EXERCISE INPUT:
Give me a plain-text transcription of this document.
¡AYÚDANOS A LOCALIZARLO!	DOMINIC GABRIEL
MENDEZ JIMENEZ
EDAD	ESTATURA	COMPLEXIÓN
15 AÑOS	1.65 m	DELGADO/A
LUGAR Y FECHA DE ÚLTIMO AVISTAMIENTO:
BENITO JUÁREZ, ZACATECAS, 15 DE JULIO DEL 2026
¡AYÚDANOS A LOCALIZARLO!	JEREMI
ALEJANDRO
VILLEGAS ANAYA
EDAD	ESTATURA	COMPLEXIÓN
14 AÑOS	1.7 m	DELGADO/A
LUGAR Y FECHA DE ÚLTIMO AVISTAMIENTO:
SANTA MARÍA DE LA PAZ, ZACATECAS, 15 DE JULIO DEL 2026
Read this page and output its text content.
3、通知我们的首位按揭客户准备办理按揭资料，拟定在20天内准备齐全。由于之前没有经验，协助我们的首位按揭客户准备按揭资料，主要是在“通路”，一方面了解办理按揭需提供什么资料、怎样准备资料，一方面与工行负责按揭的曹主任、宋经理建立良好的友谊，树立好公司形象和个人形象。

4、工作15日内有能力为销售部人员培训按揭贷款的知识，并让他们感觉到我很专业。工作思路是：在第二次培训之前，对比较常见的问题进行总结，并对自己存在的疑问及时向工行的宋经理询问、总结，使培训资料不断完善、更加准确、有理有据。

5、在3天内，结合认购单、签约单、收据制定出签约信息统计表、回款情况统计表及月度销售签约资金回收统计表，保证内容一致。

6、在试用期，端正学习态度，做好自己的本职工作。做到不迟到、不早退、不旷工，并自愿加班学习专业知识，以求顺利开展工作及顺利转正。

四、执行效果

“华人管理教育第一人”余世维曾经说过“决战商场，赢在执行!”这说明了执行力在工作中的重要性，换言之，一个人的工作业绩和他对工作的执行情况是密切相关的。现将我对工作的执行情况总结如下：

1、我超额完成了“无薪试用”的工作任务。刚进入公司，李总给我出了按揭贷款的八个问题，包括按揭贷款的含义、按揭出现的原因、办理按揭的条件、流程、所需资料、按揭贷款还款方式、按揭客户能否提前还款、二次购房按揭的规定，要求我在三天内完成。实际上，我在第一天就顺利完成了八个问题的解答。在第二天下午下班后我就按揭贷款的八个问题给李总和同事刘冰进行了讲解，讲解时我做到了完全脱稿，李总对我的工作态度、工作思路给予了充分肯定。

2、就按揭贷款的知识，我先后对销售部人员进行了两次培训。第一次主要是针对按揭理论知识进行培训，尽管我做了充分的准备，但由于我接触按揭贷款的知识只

INSTRUCTION:
Copy all of the data exactly.

OUTPUT:
Give me a plain-text transcription of this document.
¡AYÚDANOS A LOCALIZARLO!	DOMINIC GABRIEL
MENDEZ JIMENEZ
EDAD	ESTATURA	COMPLEXIÓN
15 AÑOS	1.65 m	DELGADO/A
LUGAR Y FECHA DE ÚLTIMO AVISTAMIENTO:
BENITO JUÁREZ, ZACATECAS, 15 DE JULIO DEL 2026
¡AYÚDANOS A LOCALIZARLO!	JEREMI
ALEJANDRO
VILLEGAS ANAYA
EDAD	ESTATURA	COMPLEXIÓN
14 AÑOS	1.7 m	DELGADO/A
LUGAR Y FECHA DE ÚLTIMO AVISTAMIENTO:
SANTA MARÍA DE LA PAZ, ZACATECAS, 15 DE JULIO DEL 2026
Read this page and output its text content.
3、通知我们的首位按揭客户准备办理按揭资料，拟定在20天内准备齐全。由于之前没有经验，协助我们的首位按揭客户准备按揭资料，主要是在“通路”，一方面了解办理按揭需提供什么资料、怎样准备资料，一方面与工行负责按揭的曹主任、宋经理建立良好的友谊，树立好公司形象和个人形象。

4、工作15日内有能力为销售部人员培训按揭贷款的知识，并让他们感觉到我很专业。工作思路是：在第二次培训之前，对比较常见的问题进行总结，并对自己存在的疑问及时向工行的宋经理询问、总结，使培训资料不断完善、更加准确、有理有据。

5、在3天内，结合认购单、签约单、收据制定出签约信息统计表、回款情况统计表及月度销售签约资金回收统计表，保证内容一致。

6、在试用期，端正学习态度，做好自己的本职工作。做到不迟到、不早退、不旷工，并自愿加班学习专业知识，以求顺利开展工作及顺利转正。

四、执行效果

“华人管理教育第一人”余世维曾经说过“决战商场，赢在执行!”这说明了执行力在工作中的重要性，换言之，一个人的工作业绩和他对工作的执行情况是密切相关的。现将我对工作的执行情况总结如下：

1、我超额完成了“无薪试用”的工作任务。刚进入公司，李总给我出了按揭贷款的八个问题，包括按揭贷款的含义、按揭出现的原因、办理按揭的条件、流程、所需资料、按揭贷款还款方式、按揭客户能否提前还款、二次购房按揭的规定，要求我在三天内完成。实际上，我在第一天就顺利完成了八个问题的解答。在第二天下午下班后我就按揭贷款的八个问题给李总和同事刘冰进行了讲解，讲解时我做到了完全脱稿，李总对我的工作态度、工作思路给予了充分肯定。

2、就按揭贷款的知识，我先后对销售部人员进行了两次培训。第一次主要是针对按揭理论知识进行培训，尽管我做了充分的准备，但由于我接触按揭贷款的知识只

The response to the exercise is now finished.